• Given information:
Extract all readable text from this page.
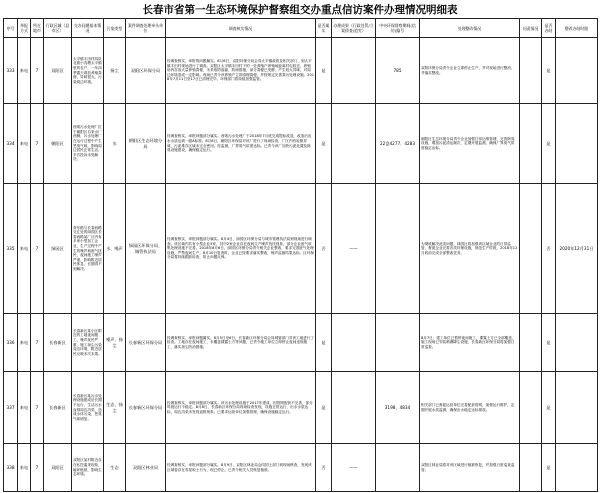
长春市省第一生态环境保护督察组交办重点信访案件办理情况明细表
序号	举报方式	所在地市	行政区域（县市区）	交办问题基本情况	污染类型	案件调查处理牵头单位	调查核实情况	是否属实	办理成果（行政处罚/立案侦查/追究）	中央环保督察期间(信访)编号	处理整改情况	问责情况	是否办结	整改办结时限
333	来电	7	双阳区	太平镇丰田村四队北面小沟塘太平镇里的农户，一年四季露天堆放养殖粪便，异味很大，污染周边环境。	扬尘	双阳区环保分局	经调查核实，举报的问题属实。8月6日，双阳环保分局会同太平镇政府及相关部门，到太平镇丰田村现场进行了调查。双阳区太平镇丰田村下的一处养殖户养殖场距离村屯较近，养殖场内存放大量养殖粪便，未采取防渗漏、防雨措施，部分粪便已发酵，产生较大异味，对周边环境造成一定影响。现场已责令该养殖户立即清理粪便，并按规定完善粪污处理设施。2018年7月11日至17日已清理完毕。环保部门将持续加强监管。	是		785	双阳环保分局责令企业立即停止生产，并对现场进行整治，并落实整改。		是	
334	来电	7	朝阳区	西郊污水处理厂位于朝阳区自来水厂西侧，污水处理厂在运行过程中产生恶臭气味，影响周边居民正常生活，多次投诉未见解决。	水	朝阳区生态环境分局	经调查核实，举报问题部分属实。西郊污水处理厂于2018年7月底完成提标改造，改造后出水水质达到一级A标准。8月8日，朝阳区环保局对该厂进行了现场检查，厂区内有轻微异味，污泥堆存区域未完全密闭。经监测，厂界臭气浓度达标。已责令该厂加快污泥处置及除臭设施建设，确保稳定运行。	是		22盘4277、4283	朝阳区生态环境分局责令企业加强日常运维管理，完善除臭设施，增加污泥清运频次，定期开展监测，确保厂界臭气浓度稳定达标。		是	
335	来电	7	绿园区	青年路与长春西路交汇处的绿园区长春西路某厂区内有多家小型加工企业，生产过程中产生的噪声和废气扰民，夜间施工噪声严重，影响附近居民休息，长期得不到解决。	水、噪声	绿园区环保分局、城管执法局	经调查核实，举报问题部分属实。8月4日，绿园区环保分局与城市管理执法局到现场进行调查。该区域内共有小型企业5家，其中2家企业存在夜间生产噪声扰民现象，部分企业废气收集处理设施不完善。2018年8月6日，绿园区环保分局责令相关企业整改，要求完善废气处理设施，严禁夜间生产。8月10日复查时，企业已按要求落实整改，噪声监测结果达标。区环保分局将持续跟踪检查，防止问题反弹。	否	——		为彻底解决此类问题，绿园区将加强该区域企业的日常监管，督促企业完善各类环保设施，规范生产时段，2018年12月底前完成全部整改任务。		否	2020年12月31日
336	来电	7	长春新区	长春新区某小区附近的工地夜间施工，噪声扰民严重，施工扬尘污染周边环境，附近居民反映多次未果。	噪声、扬尘	长春新区环保分局	经调查核实，举报问题属实。8月5日至6日，长春新区环保分局会同城管部门对该工地进行了检查。工地存在夜间施工、未覆盖裸露土方等问题，已责令施工单位立即停止夜间违规施工，落实扬尘防治措施。	是			8月7日，建工单位已暂停夜间施工，裸露土方已全部覆盖，施工现场已安装喷淋降尘设施，长春新区环保分局将加强日常巡查。		是	
337	来电	7	长春新区	长春新区某污水处理设施建成后长期不运行，生活污水直排周边沟渠，造成水体污染，恶臭气味明显。	生态、扬尘	长春新区环保分局	经调查核实，举报问题部分属实。该污水处理设施于2017年建成，因管网配套不完善，部分时段运行不稳定。8月8日，长春新区环保分局现场检查发现，设施正常运行，出水水质达标，周边沟渠未发现直排现象。已要求运营单位加强管理，确保设施稳定运行。	是		3198、4834	相关部门已督促运营单位完善配套管网，加强运行维护，定期开展水质监测，确保出水稳定达标排放。		是	
338	来电	7	双阳区	双阳区某村附近存在私挖滥采现象，破坏植被，影响生态环境。	生态	双阳区林业局	经调查核实，举报问题部分属实。8月9日，双阳区林业局会同国土部门到现场核查，发现该区域曾存在零星取土行为，现已停止。已责令相关人员恢复植被。	否	——		双阳区林业局将对该区域进行植被恢复，并加强日常巡查监管。		是	
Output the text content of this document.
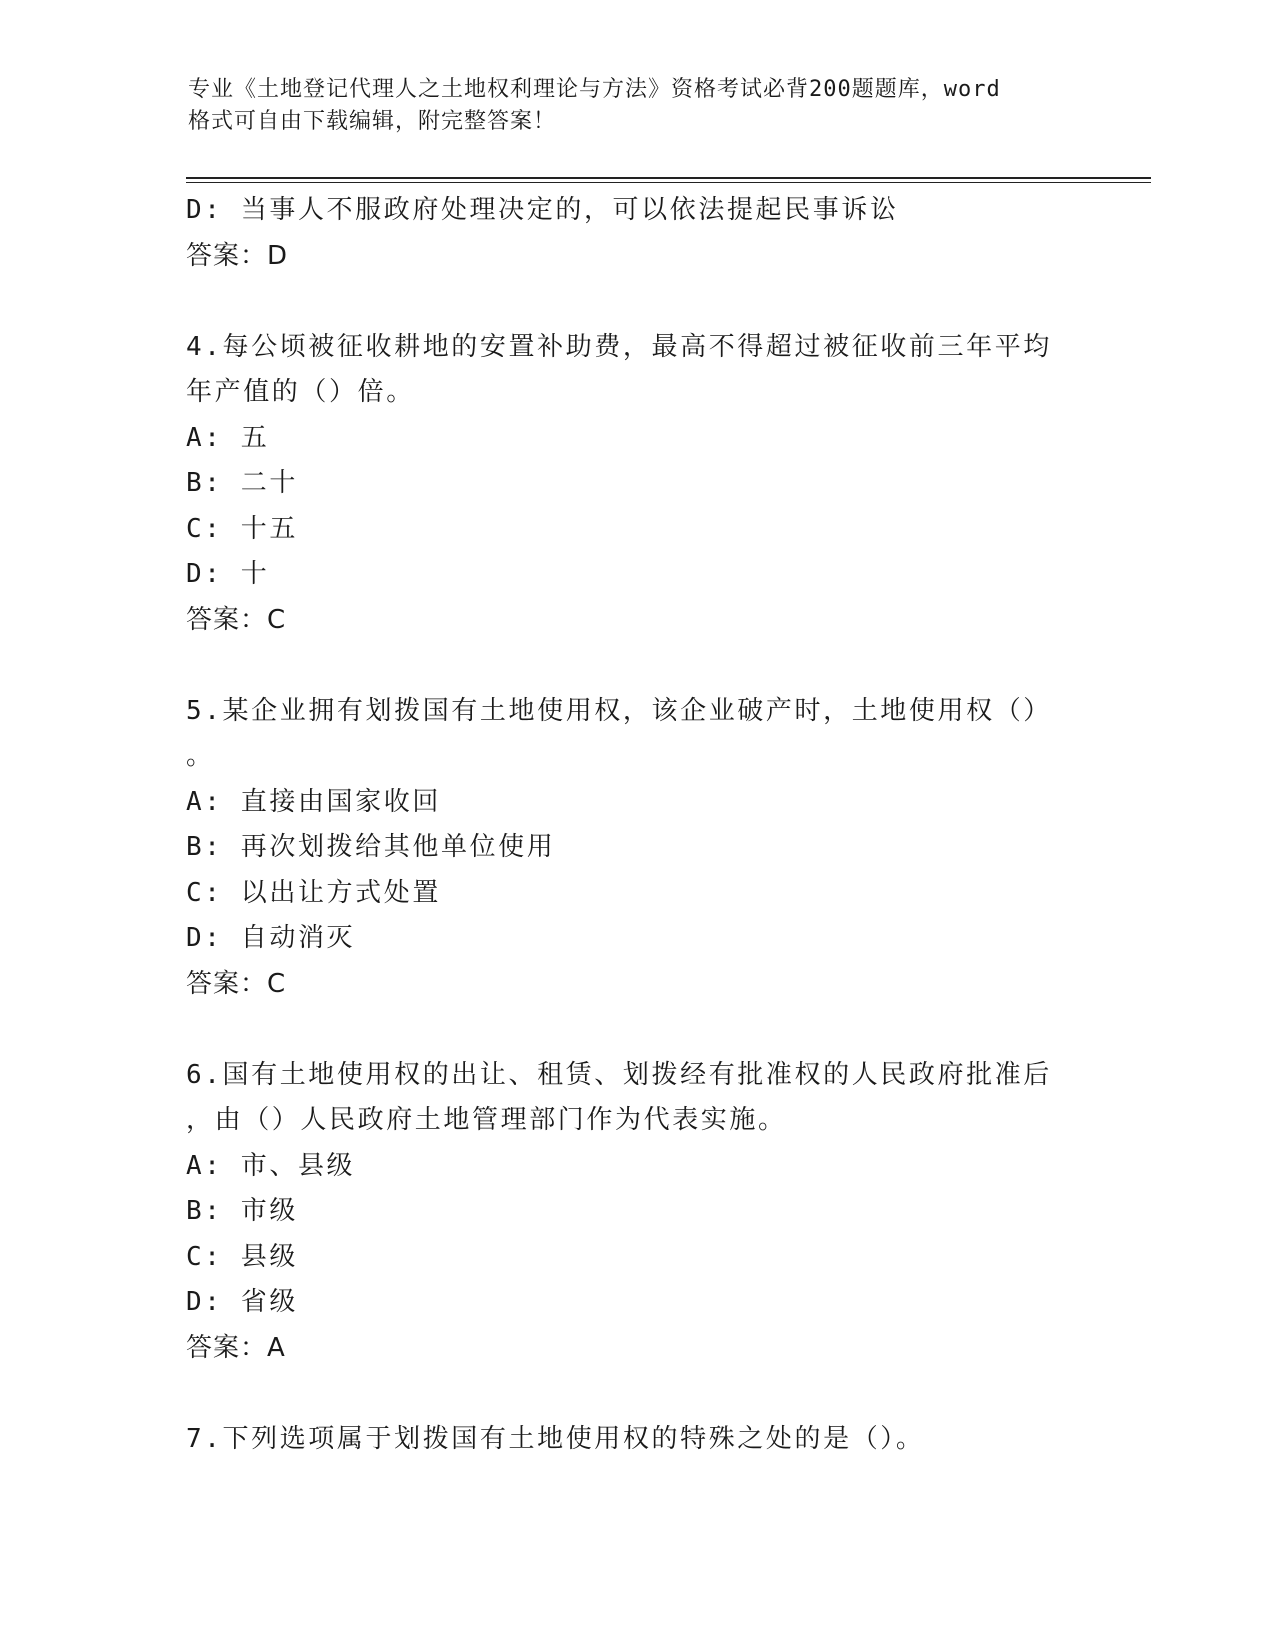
专业《土地登记代理人之土地权利理论与方法》资格考试必背200题题库，word
格式可自由下载编辑，附完整答案！
D: 当事人不服政府处理决定的，可以依法提起民事诉讼
答案：D
4.每公顷被征收耕地的安置补助费，最高不得超过被征收前三年平均
年产值的（）倍。
A: 五
B: 二十
C: 十五
D: 十
答案：C
5.某企业拥有划拨国有土地使用权，该企业破产时，土地使用权（）
。
A: 直接由国家收回
B: 再次划拨给其他单位使用
C: 以出让方式处置
D: 自动消灭
答案：C
6.国有土地使用权的出让、租赁、划拨经有批准权的人民政府批准后
，由（）人民政府土地管理部门作为代表实施。
A: 市、县级
B: 市级
C: 县级
D: 省级
答案：A
7.下列选项属于划拨国有土地使用权的特殊之处的是（）。
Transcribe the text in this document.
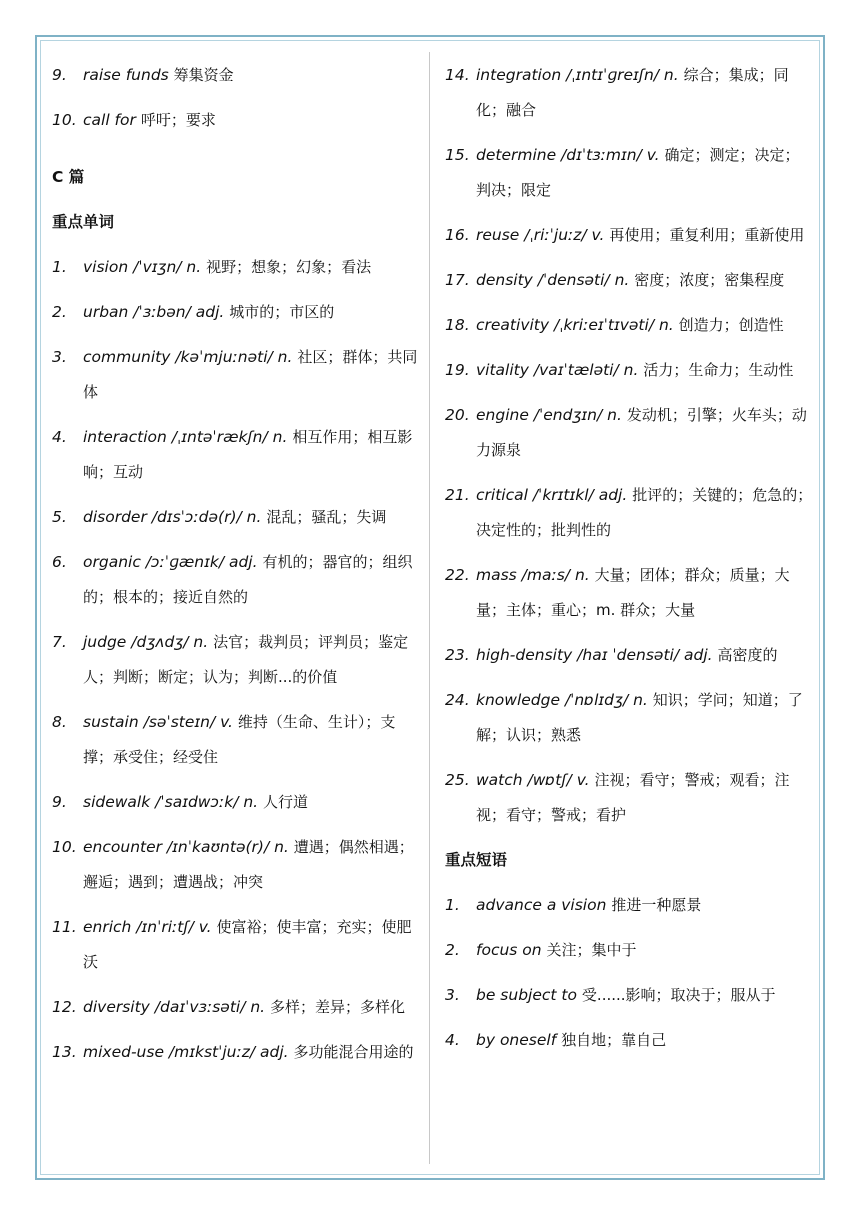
9. raise funds 筹集资金
10. call for 呼吁；要求
C 篇
重点单词
1. vision /ˈvɪʒn/ n. 视野；想象；幻象；看法
2. urban /ˈɜːbən/ adj. 城市的；市区的
3. community /kəˈmjuːnəti/ n. 社区；群体；共同体
4. interaction /ˌɪntəˈrækʃn/ n. 相互作用；相互影响；互动
5. disorder /dɪsˈɔːdə(r)/ n. 混乱；骚乱；失调
6. organic /ɔːˈɡænɪk/ adj. 有机的；器官的；组织的；根本的；接近自然的
7. judge /dʒʌdʒ/ n. 法官；裁判员；评判员；鉴定人；判断；断定；认为；判断...的价值
8. sustain /səˈsteɪn/ v. 维持（生命、生计）；支撑；承受住；经受住
9. sidewalk /ˈsaɪdwɔːk/ n. 人行道
10. encounter /ɪnˈkaʊntə(r)/ n. 遭遇；偶然相遇；邂逅；遇到；遭遇战；冲突
11. enrich /ɪnˈriːtʃ/ v. 使富裕；使丰富；充实；使肥沃
12. diversity /daɪˈvɜːsəti/ n. 多样；差异；多样化
13. mixed-use /mɪkstˈjuːz/ adj. 多功能混合用途的
14. integration /ˌɪntɪˈɡreɪʃn/ n. 综合；集成；同化；融合
15. determine /dɪˈtɜːmɪn/ v. 确定；测定；决定；判决；限定
16. reuse /ˌriːˈjuːz/ v. 再使用；重复利用；重新使用
17. density /ˈdensəti/ n. 密度；浓度；密集程度
18. creativity /ˌkriːeɪˈtɪvəti/ n. 创造力；创造性
19. vitality /vaɪˈtæləti/ n. 活力；生命力；生动性
20. engine /ˈendʒɪn/ n. 发动机；引擎；火车头；动力源泉
21. critical /ˈkrɪtɪkl/ adj. 批评的；关键的；危急的；决定性的；批判性的
22. mass /maːs/ n. 大量；团体；群众；质量；大量；主体；重心；m. 群众；大量
23. high-density /haɪ ˈdensəti/ adj. 高密度的
24. knowledge /ˈnɒlɪdʒ/ n. 知识；学问；知道；了解；认识；熟悉
25. watch /wɒtʃ/ v. 注视；看守；警戒；观看；注视；看守；警戒；看护
重点短语
1. advance a vision 推进一种愿景
2. focus on 关注；集中于
3. be subject to 受......影响；取决于；服从于
4. by oneself 独自地；靠自己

• Direction: Pull out each line of the listing that holds the string "ˈdensəti".

• The response:
17. density /ˈdensəti/ n. 密度；浓度；密集程度
23. high-density /haɪ ˈdensəti/ adj. 高密度的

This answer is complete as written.